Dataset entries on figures
========================================================================

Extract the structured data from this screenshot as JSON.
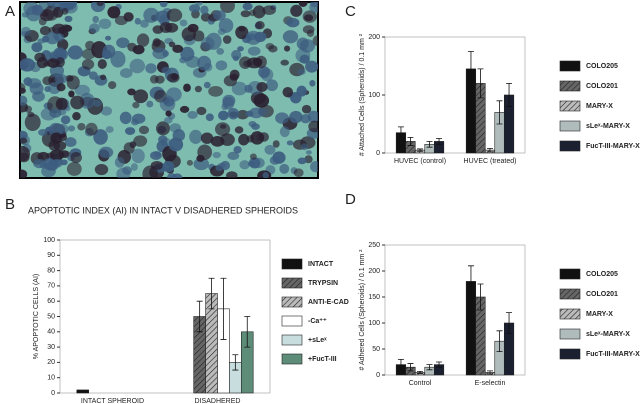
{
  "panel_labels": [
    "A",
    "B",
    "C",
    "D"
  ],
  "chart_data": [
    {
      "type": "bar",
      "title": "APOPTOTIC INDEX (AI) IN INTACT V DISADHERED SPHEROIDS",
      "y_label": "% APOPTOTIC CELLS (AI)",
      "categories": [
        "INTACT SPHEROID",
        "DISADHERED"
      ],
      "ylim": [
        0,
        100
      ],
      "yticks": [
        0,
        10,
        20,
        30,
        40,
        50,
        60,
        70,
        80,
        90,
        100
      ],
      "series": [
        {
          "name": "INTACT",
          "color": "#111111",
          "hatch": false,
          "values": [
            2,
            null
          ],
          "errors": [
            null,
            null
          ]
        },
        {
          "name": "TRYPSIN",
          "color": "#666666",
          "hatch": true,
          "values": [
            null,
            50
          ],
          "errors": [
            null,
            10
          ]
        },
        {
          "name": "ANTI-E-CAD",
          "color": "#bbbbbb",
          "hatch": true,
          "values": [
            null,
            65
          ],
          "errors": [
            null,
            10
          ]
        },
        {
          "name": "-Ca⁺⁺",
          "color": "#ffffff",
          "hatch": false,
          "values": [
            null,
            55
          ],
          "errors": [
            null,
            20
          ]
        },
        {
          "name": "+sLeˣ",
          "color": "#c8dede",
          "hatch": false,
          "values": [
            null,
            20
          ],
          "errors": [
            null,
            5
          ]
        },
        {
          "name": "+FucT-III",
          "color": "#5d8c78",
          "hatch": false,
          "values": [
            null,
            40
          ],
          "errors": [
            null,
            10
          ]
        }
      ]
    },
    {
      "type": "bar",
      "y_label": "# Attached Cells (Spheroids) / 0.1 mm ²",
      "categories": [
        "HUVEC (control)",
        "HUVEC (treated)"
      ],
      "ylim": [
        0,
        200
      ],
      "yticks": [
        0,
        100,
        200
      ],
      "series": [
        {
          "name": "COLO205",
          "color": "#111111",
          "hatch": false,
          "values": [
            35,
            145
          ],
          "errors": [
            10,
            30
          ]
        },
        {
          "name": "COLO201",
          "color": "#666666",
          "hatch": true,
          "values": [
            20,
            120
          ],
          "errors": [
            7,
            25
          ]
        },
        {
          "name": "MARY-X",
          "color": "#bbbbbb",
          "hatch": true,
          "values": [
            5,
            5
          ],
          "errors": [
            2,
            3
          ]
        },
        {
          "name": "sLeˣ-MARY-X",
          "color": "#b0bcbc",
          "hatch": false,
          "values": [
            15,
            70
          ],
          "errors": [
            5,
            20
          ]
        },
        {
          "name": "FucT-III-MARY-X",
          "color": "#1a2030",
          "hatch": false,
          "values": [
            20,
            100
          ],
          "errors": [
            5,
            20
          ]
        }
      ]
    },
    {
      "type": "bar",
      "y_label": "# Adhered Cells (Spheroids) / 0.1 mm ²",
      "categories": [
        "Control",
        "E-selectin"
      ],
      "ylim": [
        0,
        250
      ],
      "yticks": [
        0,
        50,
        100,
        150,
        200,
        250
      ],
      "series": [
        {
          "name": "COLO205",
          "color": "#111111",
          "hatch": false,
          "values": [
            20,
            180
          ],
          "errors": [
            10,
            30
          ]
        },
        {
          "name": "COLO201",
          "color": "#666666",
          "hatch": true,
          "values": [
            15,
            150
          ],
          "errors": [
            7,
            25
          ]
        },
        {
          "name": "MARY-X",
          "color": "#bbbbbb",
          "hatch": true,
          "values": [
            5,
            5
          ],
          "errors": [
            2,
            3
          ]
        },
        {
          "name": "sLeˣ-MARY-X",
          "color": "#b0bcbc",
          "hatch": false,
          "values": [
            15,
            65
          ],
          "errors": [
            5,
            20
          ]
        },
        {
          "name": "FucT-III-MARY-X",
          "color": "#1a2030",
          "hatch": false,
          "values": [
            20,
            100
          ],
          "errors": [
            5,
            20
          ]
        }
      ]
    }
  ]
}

========================================================================

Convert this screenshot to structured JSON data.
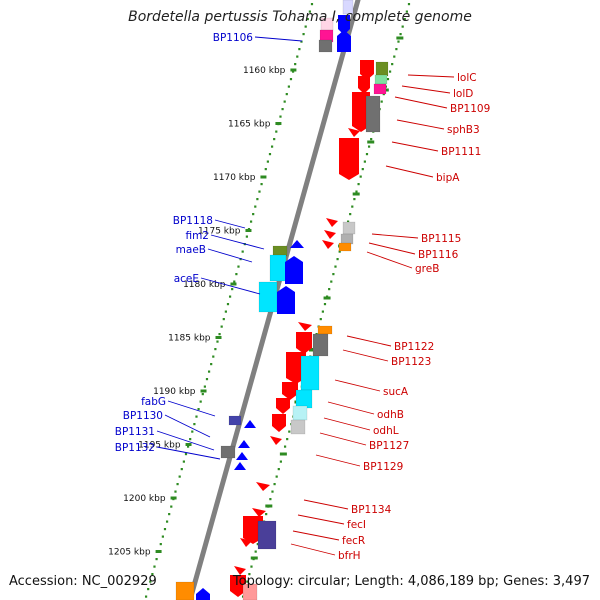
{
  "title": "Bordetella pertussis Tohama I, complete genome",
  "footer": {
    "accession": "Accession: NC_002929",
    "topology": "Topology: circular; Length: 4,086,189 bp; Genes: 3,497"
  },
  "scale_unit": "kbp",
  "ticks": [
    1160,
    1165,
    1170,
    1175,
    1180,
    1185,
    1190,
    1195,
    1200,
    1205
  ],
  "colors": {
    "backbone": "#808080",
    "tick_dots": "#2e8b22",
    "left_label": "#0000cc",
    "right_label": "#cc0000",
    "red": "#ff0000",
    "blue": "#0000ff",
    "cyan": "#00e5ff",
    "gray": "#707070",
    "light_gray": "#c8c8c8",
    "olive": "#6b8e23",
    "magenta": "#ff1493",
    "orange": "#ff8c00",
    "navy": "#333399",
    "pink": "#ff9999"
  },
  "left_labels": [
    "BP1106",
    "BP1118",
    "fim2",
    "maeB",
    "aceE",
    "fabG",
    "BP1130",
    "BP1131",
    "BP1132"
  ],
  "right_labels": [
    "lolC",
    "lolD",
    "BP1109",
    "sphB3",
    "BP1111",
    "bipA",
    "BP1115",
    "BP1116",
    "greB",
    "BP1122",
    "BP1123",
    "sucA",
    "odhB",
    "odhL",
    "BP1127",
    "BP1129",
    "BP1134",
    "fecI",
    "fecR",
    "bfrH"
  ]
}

========================================================================

All lines above that include the word "screenshot" should be located and copied.

- **TASK ANSWER**:
Extract the structured data from this screenshot as JSON.
Convert this screenshot to structured JSON data.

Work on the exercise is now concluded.